Stated task
In the material below, find every line with "location" and pull it out.

Provided records
================

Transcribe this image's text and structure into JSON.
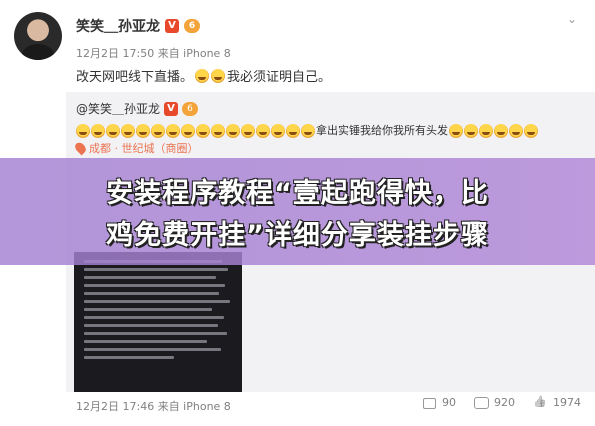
{
  "post": {
    "author": "笑笑＿孙亚龙",
    "meta": "12月2日 17:50 来自 iPhone 8",
    "text": "改天网吧线下直播。",
    "text_after_emoji": "我必须证明自己。"
  },
  "repost": {
    "author": "@笑笑＿孙亚龙",
    "text": "拿出实锤我给你我所有头发",
    "location": "成都 · 世纪城（商圈）"
  },
  "banner": {
    "line1": "安装程序教程“壹起跑得快，比",
    "line2": "鸡免费开挂”详细分享装挂步骤"
  },
  "footer": {
    "meta": "12月2日 17:46 来自 iPhone 8",
    "reposts": "90",
    "comments": "920",
    "likes": "1974"
  },
  "icons": {
    "chevron": "chevron-down-icon",
    "verified": "verified-v-icon",
    "level": "level-badge-icon",
    "location": "location-pin-icon",
    "repost": "repost-icon",
    "comment": "comment-icon",
    "like": "like-icon"
  },
  "colors": {
    "accent_orange": "#eb7350",
    "banner_purple": "#a880d2",
    "meta_gray": "#808080"
  }
}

================

Written response
    "location": "成都 · 世纪城（商圈）"
    "location": "location-pin-icon",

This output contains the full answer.